◆ **Work to be completed**:
When a line below contains the word "made", copy that line.

◆ **Provided data**:
◇ ◇ ◇
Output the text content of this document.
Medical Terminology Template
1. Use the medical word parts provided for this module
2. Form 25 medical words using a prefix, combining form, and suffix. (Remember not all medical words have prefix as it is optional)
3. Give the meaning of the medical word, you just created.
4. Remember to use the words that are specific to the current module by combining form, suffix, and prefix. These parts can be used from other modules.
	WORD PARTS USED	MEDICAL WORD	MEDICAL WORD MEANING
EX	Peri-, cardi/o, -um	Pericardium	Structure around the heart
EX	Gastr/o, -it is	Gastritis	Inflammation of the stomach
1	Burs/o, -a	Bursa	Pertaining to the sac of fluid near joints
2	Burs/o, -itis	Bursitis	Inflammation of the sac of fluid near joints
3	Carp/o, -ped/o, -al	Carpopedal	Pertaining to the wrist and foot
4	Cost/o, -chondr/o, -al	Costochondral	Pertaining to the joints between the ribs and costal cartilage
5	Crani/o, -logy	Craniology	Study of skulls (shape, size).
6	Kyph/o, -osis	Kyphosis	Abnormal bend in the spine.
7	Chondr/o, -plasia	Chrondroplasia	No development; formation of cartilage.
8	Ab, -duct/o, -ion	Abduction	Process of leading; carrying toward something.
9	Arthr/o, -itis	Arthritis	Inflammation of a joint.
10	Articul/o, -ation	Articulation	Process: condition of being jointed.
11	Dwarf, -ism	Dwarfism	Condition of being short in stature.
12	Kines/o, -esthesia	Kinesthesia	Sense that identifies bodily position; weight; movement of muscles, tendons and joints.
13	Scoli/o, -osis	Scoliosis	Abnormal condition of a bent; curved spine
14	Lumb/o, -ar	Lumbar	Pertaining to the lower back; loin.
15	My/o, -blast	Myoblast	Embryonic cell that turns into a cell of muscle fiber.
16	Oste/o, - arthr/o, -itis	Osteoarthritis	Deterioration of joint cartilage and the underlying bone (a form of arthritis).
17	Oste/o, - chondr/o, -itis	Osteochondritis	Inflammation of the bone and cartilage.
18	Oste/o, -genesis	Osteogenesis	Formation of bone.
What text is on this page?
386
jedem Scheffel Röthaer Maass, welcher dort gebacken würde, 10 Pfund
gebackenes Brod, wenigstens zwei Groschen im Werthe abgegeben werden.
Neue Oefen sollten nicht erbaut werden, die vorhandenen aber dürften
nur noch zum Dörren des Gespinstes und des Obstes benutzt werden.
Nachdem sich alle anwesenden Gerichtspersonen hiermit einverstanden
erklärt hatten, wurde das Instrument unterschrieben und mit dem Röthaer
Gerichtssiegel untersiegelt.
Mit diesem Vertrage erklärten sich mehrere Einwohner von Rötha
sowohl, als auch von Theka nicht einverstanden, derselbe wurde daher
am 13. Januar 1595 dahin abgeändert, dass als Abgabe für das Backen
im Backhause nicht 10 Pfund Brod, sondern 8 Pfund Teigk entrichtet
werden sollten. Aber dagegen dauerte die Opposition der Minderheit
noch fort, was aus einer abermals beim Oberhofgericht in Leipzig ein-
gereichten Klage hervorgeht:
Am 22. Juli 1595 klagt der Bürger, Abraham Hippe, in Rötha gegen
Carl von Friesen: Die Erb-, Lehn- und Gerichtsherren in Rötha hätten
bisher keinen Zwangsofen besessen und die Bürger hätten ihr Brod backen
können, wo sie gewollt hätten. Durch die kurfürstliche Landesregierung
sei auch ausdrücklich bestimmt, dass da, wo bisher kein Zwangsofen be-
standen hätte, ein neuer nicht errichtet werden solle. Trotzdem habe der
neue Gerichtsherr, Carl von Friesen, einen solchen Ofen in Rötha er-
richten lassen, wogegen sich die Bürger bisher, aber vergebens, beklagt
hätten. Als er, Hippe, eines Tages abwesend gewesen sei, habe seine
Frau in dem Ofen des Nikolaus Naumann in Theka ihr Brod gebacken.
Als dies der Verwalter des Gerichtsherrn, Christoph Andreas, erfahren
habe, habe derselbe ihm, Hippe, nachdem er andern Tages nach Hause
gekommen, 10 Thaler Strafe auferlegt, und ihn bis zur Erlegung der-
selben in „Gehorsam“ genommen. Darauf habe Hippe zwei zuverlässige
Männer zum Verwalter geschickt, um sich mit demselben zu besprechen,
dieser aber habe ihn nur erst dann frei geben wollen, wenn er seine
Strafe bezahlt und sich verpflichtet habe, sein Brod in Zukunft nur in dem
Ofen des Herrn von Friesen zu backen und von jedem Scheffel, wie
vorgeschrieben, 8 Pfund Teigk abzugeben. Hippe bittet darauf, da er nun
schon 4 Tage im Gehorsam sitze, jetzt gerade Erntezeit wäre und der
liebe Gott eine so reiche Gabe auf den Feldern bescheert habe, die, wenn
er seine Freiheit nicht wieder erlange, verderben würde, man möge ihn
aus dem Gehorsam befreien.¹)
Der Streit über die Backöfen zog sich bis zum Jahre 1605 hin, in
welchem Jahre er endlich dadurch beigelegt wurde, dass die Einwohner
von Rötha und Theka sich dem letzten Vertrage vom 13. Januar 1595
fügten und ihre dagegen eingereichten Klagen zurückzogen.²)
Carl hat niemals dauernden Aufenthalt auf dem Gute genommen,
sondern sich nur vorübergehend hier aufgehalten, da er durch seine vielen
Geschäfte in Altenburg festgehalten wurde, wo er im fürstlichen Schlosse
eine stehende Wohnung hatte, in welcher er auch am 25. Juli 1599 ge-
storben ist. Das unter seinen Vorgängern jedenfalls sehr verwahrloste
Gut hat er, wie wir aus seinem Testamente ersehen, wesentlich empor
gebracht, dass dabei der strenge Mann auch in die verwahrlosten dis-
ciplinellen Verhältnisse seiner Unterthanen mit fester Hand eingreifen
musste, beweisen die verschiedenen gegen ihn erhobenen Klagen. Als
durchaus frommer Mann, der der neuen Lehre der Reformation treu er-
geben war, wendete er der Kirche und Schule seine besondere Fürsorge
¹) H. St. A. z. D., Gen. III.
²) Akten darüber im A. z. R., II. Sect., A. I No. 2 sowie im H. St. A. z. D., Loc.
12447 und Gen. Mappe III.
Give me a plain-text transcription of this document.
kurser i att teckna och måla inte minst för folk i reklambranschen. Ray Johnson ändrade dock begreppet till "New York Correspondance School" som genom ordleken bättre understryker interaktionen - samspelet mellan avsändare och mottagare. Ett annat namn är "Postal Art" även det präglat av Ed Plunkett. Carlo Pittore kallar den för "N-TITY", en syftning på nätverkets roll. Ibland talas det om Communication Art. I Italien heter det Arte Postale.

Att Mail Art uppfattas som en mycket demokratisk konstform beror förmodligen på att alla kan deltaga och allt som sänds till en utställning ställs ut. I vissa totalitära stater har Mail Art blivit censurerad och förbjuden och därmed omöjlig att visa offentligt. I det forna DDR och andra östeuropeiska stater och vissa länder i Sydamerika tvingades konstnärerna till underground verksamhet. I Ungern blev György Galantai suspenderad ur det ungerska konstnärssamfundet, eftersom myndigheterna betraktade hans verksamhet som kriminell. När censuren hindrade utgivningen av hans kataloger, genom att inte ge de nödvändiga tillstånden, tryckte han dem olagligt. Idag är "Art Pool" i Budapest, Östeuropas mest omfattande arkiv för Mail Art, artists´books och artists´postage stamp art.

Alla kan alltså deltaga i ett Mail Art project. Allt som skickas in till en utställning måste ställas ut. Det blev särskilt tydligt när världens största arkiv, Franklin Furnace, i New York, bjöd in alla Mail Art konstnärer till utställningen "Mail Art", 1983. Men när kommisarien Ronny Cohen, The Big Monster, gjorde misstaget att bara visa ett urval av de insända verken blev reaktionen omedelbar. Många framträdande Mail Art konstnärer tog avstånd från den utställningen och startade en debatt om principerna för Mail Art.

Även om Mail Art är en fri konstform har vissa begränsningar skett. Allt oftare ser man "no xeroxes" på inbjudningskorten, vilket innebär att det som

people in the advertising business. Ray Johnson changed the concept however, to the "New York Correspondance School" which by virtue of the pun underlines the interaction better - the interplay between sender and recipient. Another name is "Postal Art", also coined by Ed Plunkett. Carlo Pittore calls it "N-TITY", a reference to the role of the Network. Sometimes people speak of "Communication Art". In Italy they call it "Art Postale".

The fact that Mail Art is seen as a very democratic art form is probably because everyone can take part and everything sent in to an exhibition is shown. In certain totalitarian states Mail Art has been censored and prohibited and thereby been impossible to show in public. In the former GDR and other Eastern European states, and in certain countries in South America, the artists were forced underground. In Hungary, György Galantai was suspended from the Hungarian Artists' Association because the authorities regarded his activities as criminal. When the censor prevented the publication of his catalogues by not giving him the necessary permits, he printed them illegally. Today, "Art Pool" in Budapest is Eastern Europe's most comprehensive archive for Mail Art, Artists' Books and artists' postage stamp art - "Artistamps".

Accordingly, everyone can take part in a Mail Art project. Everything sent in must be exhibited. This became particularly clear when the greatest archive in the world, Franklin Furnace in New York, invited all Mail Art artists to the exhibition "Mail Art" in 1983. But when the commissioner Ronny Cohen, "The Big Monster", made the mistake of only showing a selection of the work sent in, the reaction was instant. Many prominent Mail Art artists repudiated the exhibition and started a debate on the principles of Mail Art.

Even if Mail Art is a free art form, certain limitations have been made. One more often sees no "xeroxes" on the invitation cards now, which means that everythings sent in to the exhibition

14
◇ ◇ ◇
◆ **Response to the exercise**:
Accordingly, everyone can take part in a Mail Art project. Everything sent in must be exhibited. This became particularly clear when the greatest archive in the world, Franklin Furnace in New York, invited all Mail Art artists to the exhibition "Mail Art" in 1983. But when the commissioner Ronny Cohen, "The Big Monster", made the mistake of only showing a selection of the work sent in, the reaction was instant. Many prominent Mail Art artists repudiated the exhibition and started a debate on the principles of Mail Art.
Even if Mail Art is a free art form, certain limitations have been made. One more often sees no "xeroxes" on the invitation cards now, which means that everythings sent in to the exhibition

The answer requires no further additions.